Select, from the data, each line where "การเปล" occurs.

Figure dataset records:
++++++++++++++++++++

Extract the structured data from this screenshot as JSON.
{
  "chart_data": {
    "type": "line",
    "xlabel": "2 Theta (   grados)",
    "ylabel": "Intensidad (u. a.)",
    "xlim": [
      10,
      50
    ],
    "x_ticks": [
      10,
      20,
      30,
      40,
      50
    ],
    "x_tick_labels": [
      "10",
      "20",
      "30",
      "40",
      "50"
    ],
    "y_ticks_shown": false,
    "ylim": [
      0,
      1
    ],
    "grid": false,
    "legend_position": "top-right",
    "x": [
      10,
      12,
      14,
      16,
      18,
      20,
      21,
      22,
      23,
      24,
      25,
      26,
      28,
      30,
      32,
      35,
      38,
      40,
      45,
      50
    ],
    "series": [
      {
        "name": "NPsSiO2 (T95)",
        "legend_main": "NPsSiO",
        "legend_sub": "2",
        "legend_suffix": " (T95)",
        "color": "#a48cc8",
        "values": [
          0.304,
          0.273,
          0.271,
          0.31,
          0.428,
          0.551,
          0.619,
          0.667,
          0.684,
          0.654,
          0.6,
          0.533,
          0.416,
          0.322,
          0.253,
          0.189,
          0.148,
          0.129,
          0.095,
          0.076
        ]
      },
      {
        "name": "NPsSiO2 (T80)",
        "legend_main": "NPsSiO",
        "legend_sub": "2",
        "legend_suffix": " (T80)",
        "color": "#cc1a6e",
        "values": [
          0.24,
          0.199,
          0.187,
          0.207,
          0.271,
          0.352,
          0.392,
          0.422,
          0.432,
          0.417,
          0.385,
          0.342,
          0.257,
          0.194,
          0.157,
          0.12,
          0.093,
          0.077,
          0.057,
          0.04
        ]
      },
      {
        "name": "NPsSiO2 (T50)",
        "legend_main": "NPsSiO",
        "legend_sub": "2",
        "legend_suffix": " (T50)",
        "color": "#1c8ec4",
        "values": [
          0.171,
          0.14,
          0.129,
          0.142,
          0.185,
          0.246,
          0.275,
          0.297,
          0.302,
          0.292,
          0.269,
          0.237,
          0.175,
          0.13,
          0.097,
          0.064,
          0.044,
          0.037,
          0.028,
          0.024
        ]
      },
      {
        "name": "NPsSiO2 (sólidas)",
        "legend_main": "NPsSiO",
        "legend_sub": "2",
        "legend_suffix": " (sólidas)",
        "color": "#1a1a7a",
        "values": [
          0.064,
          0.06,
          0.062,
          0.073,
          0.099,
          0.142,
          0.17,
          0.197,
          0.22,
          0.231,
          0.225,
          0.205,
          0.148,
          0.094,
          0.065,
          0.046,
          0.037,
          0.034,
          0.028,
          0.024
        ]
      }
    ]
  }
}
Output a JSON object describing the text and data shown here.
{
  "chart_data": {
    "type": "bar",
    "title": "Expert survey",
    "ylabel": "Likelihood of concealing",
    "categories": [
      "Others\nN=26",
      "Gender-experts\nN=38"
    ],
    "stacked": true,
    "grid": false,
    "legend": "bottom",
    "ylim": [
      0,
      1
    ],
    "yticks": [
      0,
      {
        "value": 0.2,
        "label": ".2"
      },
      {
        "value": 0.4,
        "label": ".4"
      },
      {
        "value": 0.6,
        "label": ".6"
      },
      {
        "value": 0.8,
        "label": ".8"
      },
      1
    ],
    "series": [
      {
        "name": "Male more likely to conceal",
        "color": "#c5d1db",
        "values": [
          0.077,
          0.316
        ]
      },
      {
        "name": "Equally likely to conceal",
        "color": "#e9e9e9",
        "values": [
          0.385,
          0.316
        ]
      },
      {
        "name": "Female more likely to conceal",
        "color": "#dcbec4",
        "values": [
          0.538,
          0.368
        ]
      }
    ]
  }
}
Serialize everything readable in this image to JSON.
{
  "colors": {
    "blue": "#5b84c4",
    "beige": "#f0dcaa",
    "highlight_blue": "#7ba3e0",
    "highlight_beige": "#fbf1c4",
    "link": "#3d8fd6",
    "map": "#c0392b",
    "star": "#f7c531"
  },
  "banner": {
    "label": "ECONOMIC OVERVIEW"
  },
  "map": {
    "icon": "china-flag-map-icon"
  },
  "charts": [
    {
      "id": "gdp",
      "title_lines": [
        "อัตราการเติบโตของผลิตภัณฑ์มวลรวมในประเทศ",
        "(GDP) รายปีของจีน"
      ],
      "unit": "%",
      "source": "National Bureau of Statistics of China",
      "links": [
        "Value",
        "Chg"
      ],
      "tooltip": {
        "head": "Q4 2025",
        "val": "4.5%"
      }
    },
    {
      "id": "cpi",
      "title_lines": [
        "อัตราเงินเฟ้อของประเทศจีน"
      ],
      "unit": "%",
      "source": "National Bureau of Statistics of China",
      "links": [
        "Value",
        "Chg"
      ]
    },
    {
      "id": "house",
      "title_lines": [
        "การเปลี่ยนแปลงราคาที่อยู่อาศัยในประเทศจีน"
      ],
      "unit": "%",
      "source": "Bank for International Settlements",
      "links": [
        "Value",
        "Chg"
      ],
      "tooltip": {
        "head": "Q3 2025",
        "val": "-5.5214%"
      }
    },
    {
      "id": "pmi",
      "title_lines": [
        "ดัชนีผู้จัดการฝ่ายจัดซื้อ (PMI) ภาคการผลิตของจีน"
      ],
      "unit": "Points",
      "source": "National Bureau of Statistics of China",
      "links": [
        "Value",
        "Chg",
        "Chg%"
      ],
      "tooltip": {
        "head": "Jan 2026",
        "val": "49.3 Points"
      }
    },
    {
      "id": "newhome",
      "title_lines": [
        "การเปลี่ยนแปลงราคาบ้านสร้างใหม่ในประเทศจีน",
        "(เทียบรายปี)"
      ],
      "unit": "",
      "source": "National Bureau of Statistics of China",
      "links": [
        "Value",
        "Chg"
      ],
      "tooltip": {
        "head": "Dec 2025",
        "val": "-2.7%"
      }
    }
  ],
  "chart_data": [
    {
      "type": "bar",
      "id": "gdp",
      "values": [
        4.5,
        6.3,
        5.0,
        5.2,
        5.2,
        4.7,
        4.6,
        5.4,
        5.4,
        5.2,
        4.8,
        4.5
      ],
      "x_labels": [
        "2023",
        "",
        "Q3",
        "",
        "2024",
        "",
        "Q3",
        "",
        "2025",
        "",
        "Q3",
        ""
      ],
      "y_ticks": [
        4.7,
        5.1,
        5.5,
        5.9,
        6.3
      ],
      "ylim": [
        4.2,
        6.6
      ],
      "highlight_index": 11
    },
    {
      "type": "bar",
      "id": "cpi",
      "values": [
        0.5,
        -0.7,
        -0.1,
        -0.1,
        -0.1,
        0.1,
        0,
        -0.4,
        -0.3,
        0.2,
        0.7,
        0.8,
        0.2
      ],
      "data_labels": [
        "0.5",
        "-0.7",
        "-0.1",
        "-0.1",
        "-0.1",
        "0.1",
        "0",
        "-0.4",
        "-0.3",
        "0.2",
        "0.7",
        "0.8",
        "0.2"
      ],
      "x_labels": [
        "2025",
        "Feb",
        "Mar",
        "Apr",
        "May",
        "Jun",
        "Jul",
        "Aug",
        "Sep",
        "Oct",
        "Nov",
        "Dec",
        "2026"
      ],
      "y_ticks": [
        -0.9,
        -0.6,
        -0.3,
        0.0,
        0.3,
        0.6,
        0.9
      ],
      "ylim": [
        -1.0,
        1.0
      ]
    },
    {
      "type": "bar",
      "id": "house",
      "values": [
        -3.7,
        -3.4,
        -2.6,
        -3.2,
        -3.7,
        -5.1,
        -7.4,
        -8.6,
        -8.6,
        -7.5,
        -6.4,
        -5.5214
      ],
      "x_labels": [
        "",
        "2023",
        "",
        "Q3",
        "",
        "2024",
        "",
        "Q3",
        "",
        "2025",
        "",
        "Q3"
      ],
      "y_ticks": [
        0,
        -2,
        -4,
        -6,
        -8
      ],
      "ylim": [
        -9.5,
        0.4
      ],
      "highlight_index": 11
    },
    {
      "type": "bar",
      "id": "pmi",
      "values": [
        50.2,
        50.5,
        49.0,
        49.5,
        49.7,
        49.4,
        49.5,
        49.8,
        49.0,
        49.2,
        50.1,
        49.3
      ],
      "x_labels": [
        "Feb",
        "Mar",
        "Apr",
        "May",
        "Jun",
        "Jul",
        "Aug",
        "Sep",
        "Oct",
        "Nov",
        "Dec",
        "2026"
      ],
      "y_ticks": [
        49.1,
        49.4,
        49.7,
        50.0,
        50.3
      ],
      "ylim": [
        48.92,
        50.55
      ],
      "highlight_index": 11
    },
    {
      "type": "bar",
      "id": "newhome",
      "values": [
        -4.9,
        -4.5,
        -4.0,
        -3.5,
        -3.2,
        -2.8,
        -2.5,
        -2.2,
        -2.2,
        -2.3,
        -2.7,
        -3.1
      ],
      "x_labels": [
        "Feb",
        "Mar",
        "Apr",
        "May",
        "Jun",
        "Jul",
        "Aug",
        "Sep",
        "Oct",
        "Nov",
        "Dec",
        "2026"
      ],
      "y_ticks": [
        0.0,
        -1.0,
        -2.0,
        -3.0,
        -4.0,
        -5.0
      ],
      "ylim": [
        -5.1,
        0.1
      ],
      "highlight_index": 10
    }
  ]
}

++++++++++++++++++++

_Written answer_.
        "การเปลี่ยนแปลงราคาที่อยู่อาศัยในประเทศจีน"
        "การเปลี่ยนแปลงราคาบ้านสร้างใหม่ในประเทศจีน",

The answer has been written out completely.